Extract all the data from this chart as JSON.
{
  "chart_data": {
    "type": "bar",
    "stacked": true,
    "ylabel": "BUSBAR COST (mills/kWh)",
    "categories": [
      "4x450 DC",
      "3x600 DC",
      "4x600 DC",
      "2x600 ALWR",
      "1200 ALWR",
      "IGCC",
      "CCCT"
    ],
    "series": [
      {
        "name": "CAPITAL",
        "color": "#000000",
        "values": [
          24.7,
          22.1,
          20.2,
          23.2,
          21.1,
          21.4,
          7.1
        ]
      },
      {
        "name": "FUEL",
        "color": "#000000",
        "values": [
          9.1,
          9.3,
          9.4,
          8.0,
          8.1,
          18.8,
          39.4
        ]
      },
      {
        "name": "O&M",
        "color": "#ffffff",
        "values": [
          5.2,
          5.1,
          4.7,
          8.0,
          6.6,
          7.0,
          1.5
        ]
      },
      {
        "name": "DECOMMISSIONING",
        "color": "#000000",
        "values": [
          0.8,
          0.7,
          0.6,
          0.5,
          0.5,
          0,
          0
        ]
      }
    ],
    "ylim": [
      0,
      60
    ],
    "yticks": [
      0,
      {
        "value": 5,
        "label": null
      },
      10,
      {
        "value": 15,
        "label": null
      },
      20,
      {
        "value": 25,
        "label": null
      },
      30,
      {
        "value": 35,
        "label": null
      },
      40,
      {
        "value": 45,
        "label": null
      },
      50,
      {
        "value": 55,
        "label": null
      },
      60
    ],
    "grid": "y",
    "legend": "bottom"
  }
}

=-=-=

Exercise task —
Using the entries above, please restate each one word for word.

Written reply —
Extract all the data from this chart as JSON.
{
  "chart_data": {
    "type": "bar",
    "stacked": true,
    "ylabel": "BUSBAR COST (mills/kWh)",
    "categories": [
      "4x450 DC",
      "3x600 DC",
      "4x600 DC",
      "2x600 ALWR",
      "1200 ALWR",
      "IGCC",
      "CCCT"
    ],
    "series": [
      {
        "name": "CAPITAL",
        "color": "#000000",
        "values": [
          24.7,
          22.1,
          20.2,
          23.2,
          21.1,
          21.4,
          7.1
        ]
      },
      {
        "name": "FUEL",
        "color": "#000000",
        "values": [
          9.1,
          9.3,
          9.4,
          8.0,
          8.1,
          18.8,
          39.4
        ]
      },
      {
        "name": "O&M",
        "color": "#ffffff",
        "values": [
          5.2,
          5.1,
          4.7,
          8.0,
          6.6,
          7.0,
          1.5
        ]
      },
      {
        "name": "DECOMMISSIONING",
        "color": "#000000",
        "values": [
          0.8,
          0.7,
          0.6,
          0.5,
          0.5,
          0,
          0
        ]
      }
    ],
    "ylim": [
      0,
      60
    ],
    "yticks": [
      0,
      {
        "value": 5,
        "label": null
      },
      10,
      {
        "value": 15,
        "label": null
      },
      20,
      {
        "value": 25,
        "label": null
      },
      30,
      {
        "value": 35,
        "label": null
      },
      40,
      {
        "value": 45,
        "label": null
      },
      50,
      {
        "value": 55,
        "label": null
      },
      60
    ],
    "grid": "y",
    "legend": "bottom"
  }
}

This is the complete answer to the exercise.